INSTRUCTIONS FOR THE TASK » Select the lines below containing the word "type".
□ □ □ □
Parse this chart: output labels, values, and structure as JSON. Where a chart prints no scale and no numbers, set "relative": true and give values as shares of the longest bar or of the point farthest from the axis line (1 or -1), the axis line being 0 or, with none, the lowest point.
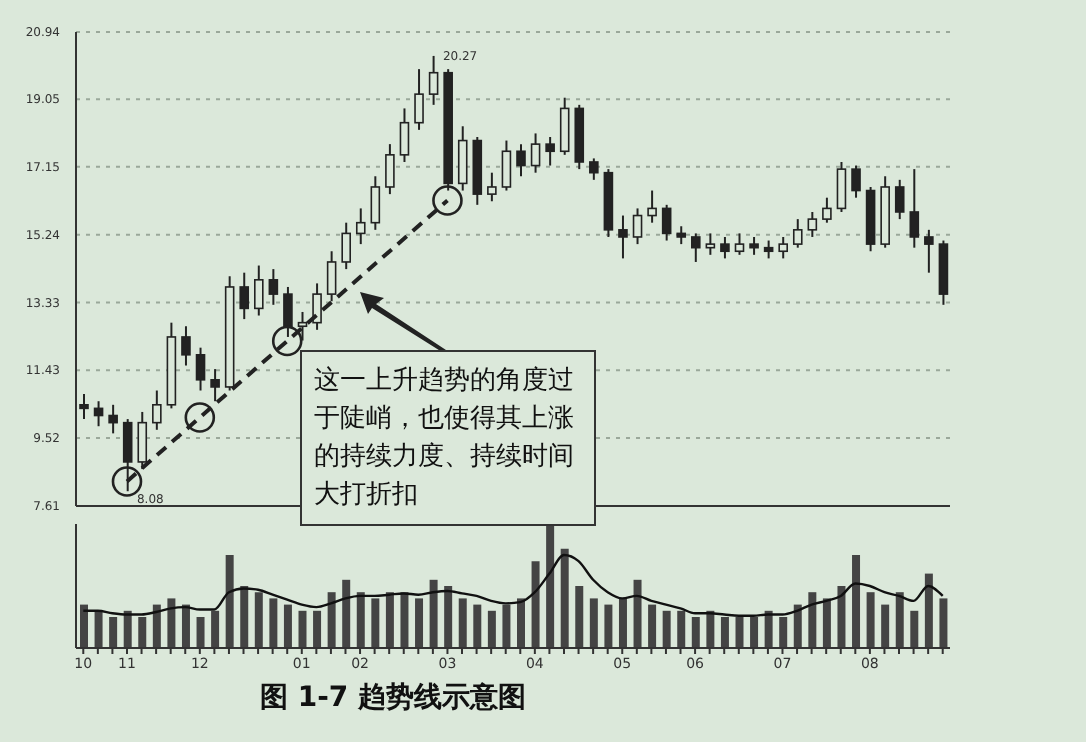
{
  "chart_data": [
    {
      "type": "candlestick",
      "color": "#222222",
      "categories": [
        "10",
        null,
        null,
        "11",
        null,
        null,
        null,
        null,
        "12",
        null,
        null,
        null,
        null,
        null,
        null,
        "01",
        null,
        null,
        null,
        "02",
        null,
        null,
        null,
        null,
        null,
        "03",
        null,
        null,
        null,
        null,
        null,
        "04",
        null,
        null,
        null,
        null,
        null,
        "05",
        null,
        null,
        null,
        null,
        "06",
        null,
        null,
        null,
        null,
        null,
        "07",
        null,
        null,
        null,
        null,
        null,
        "08",
        null,
        null,
        null,
        null,
        null
      ],
      "ohlc": [
        [
          10.5,
          10.8,
          10.1,
          10.4
        ],
        [
          10.4,
          10.6,
          9.9,
          10.2
        ],
        [
          10.2,
          10.5,
          9.7,
          10.0
        ],
        [
          10.0,
          10.1,
          8.08,
          8.9
        ],
        [
          8.9,
          10.3,
          8.7,
          10.0
        ],
        [
          10.0,
          10.9,
          9.8,
          10.5
        ],
        [
          10.5,
          12.8,
          10.4,
          12.4
        ],
        [
          12.4,
          12.7,
          11.6,
          11.9
        ],
        [
          11.9,
          12.1,
          10.9,
          11.2
        ],
        [
          11.2,
          11.5,
          10.6,
          11.0
        ],
        [
          11.0,
          14.1,
          10.9,
          13.8
        ],
        [
          13.8,
          14.2,
          12.9,
          13.2
        ],
        [
          13.2,
          14.4,
          13.0,
          14.0
        ],
        [
          14.0,
          14.3,
          13.3,
          13.6
        ],
        [
          13.6,
          13.8,
          12.4,
          12.7
        ],
        [
          12.7,
          13.1,
          12.3,
          12.8
        ],
        [
          12.8,
          13.9,
          12.6,
          13.6
        ],
        [
          13.6,
          14.8,
          13.4,
          14.5
        ],
        [
          14.5,
          15.6,
          14.3,
          15.3
        ],
        [
          15.3,
          16.0,
          15.0,
          15.6
        ],
        [
          15.6,
          16.9,
          15.4,
          16.6
        ],
        [
          16.6,
          17.8,
          16.4,
          17.5
        ],
        [
          17.5,
          18.8,
          17.3,
          18.4
        ],
        [
          18.4,
          19.9,
          18.2,
          19.2
        ],
        [
          19.2,
          20.27,
          18.9,
          19.8
        ],
        [
          19.8,
          19.9,
          16.5,
          16.7
        ],
        [
          16.7,
          18.3,
          16.5,
          17.9
        ],
        [
          17.9,
          18.0,
          16.1,
          16.4
        ],
        [
          16.4,
          17.0,
          16.2,
          16.6
        ],
        [
          16.6,
          17.9,
          16.5,
          17.6
        ],
        [
          17.6,
          17.8,
          16.9,
          17.2
        ],
        [
          17.2,
          18.1,
          17.0,
          17.8
        ],
        [
          17.8,
          18.0,
          17.2,
          17.6
        ],
        [
          17.6,
          19.1,
          17.5,
          18.8
        ],
        [
          18.8,
          18.9,
          17.1,
          17.3
        ],
        [
          17.3,
          17.4,
          16.8,
          17.0
        ],
        [
          17.0,
          17.1,
          15.2,
          15.4
        ],
        [
          15.4,
          15.8,
          14.6,
          15.2
        ],
        [
          15.2,
          16.0,
          15.0,
          15.8
        ],
        [
          15.8,
          16.5,
          15.6,
          16.0
        ],
        [
          16.0,
          16.1,
          15.1,
          15.3
        ],
        [
          15.3,
          15.5,
          15.0,
          15.2
        ],
        [
          15.2,
          15.3,
          14.5,
          14.9
        ],
        [
          14.9,
          15.3,
          14.7,
          15.0
        ],
        [
          15.0,
          15.2,
          14.6,
          14.8
        ],
        [
          14.8,
          15.3,
          14.7,
          15.0
        ],
        [
          15.0,
          15.2,
          14.7,
          14.9
        ],
        [
          14.9,
          15.1,
          14.6,
          14.8
        ],
        [
          14.8,
          15.2,
          14.6,
          15.0
        ],
        [
          15.0,
          15.7,
          14.9,
          15.4
        ],
        [
          15.4,
          15.9,
          15.2,
          15.7
        ],
        [
          15.7,
          16.3,
          15.6,
          16.0
        ],
        [
          16.0,
          17.3,
          15.9,
          17.1
        ],
        [
          17.1,
          17.2,
          16.3,
          16.5
        ],
        [
          16.5,
          16.6,
          14.8,
          15.0
        ],
        [
          15.0,
          16.9,
          14.9,
          16.6
        ],
        [
          16.6,
          16.8,
          15.7,
          15.9
        ],
        [
          15.9,
          17.1,
          14.9,
          15.2
        ],
        [
          15.2,
          15.4,
          14.2,
          15.0
        ],
        [
          15.0,
          15.1,
          13.3,
          13.6
        ]
      ],
      "series": [
        {
          "type": "line",
          "color": "#222222",
          "line_style": "dashed",
          "marker": "circle",
          "values": [
            null,
            null,
            null,
            8.3,
            null,
            null,
            null,
            null,
            10.1,
            null,
            null,
            null,
            null,
            null,
            12.25,
            null,
            null,
            null,
            null,
            null,
            null,
            null,
            null,
            null,
            null,
            16.2,
            null,
            null,
            null,
            null,
            null,
            null,
            null,
            null,
            null,
            null,
            null,
            null,
            null,
            null,
            null,
            null,
            null,
            null,
            null,
            null,
            null,
            null,
            null,
            null,
            null,
            null,
            null,
            null,
            null,
            null,
            null,
            null,
            null,
            null
          ]
        }
      ],
      "ylim": [
        7.61,
        20.94
      ],
      "yticks": [
        7.61,
        9.52,
        11.43,
        13.33,
        15.24,
        17.15,
        19.05,
        20.94
      ],
      "tick_labels": "y",
      "grid": "y",
      "annotations": [
        "20.27",
        "8.08",
        "这一上升趋势的角度过于陡峭，也使得其上涨的持续力度、持续时间大打折扣"
      ]
    },
    {
      "type": "bar",
      "relative": true,
      "categories": [
        "10",
        null,
        null,
        "11",
        null,
        null,
        null,
        null,
        "12",
        null,
        null,
        null,
        null,
        null,
        null,
        "01",
        null,
        null,
        null,
        "02",
        null,
        null,
        null,
        null,
        null,
        "03",
        null,
        null,
        null,
        null,
        null,
        "04",
        null,
        null,
        null,
        null,
        null,
        "05",
        null,
        null,
        null,
        null,
        "06",
        null,
        null,
        null,
        null,
        null,
        "07",
        null,
        null,
        null,
        null,
        null,
        "08",
        null,
        null,
        null,
        null,
        null
      ],
      "series": [
        {
          "type": "bar",
          "color": "#444444",
          "values": [
            0.35,
            0.3,
            0.25,
            0.3,
            0.25,
            0.35,
            0.4,
            0.35,
            0.25,
            0.3,
            0.75,
            0.5,
            0.45,
            0.4,
            0.35,
            0.3,
            0.3,
            0.45,
            0.55,
            0.45,
            0.4,
            0.45,
            0.45,
            0.4,
            0.55,
            0.5,
            0.4,
            0.35,
            0.3,
            0.35,
            0.4,
            0.7,
            1,
            0.8,
            0.5,
            0.4,
            0.35,
            0.4,
            0.55,
            0.35,
            0.3,
            0.3,
            0.25,
            0.3,
            0.25,
            0.25,
            0.25,
            0.3,
            0.25,
            0.35,
            0.45,
            0.4,
            0.5,
            0.75,
            0.45,
            0.35,
            0.45,
            0.3,
            0.6,
            0.4
          ]
        },
        {
          "type": "line",
          "color": "#111111",
          "values": [
            0.3,
            0.3,
            0.28,
            0.27,
            0.27,
            0.29,
            0.32,
            0.33,
            0.31,
            0.31,
            0.45,
            0.48,
            0.47,
            0.43,
            0.39,
            0.35,
            0.33,
            0.36,
            0.4,
            0.42,
            0.42,
            0.43,
            0.44,
            0.43,
            0.45,
            0.46,
            0.44,
            0.42,
            0.38,
            0.36,
            0.37,
            0.45,
            0.6,
            0.75,
            0.7,
            0.55,
            0.45,
            0.4,
            0.42,
            0.38,
            0.35,
            0.32,
            0.28,
            0.28,
            0.27,
            0.26,
            0.26,
            0.27,
            0.27,
            0.3,
            0.35,
            0.38,
            0.42,
            0.52,
            0.5,
            0.45,
            0.42,
            0.38,
            0.5,
            0.42
          ]
        }
      ],
      "tick_labels": "x",
      "annotations": [
        "图 1-7 趋势线示意图"
      ]
    }
  ]
}
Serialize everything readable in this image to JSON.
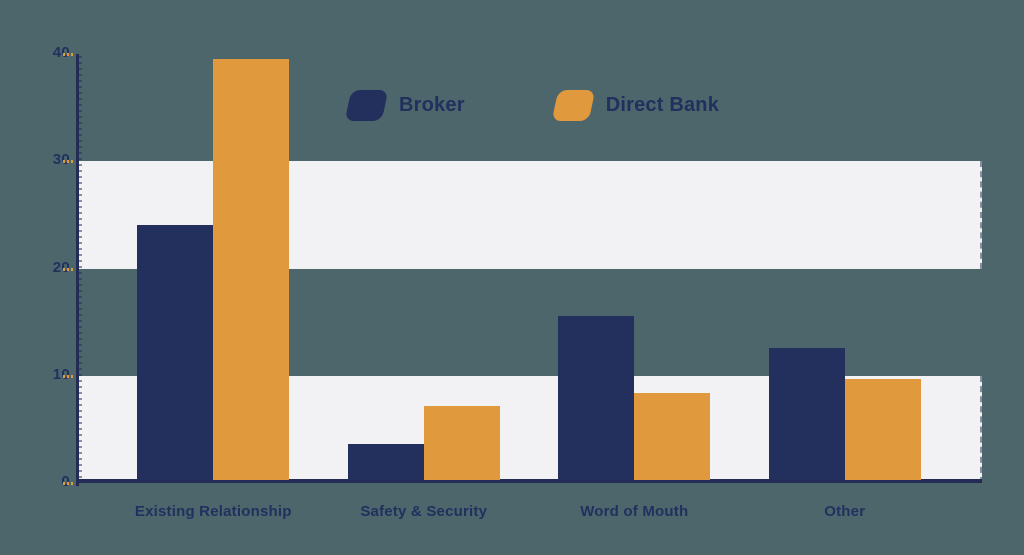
□ □ □ □
RESPONSE TO THE EXERCISE »
      "type": "candlestick",
          "type": "line",
      "type": "bar",
          "type": "bar",
          "type": "line",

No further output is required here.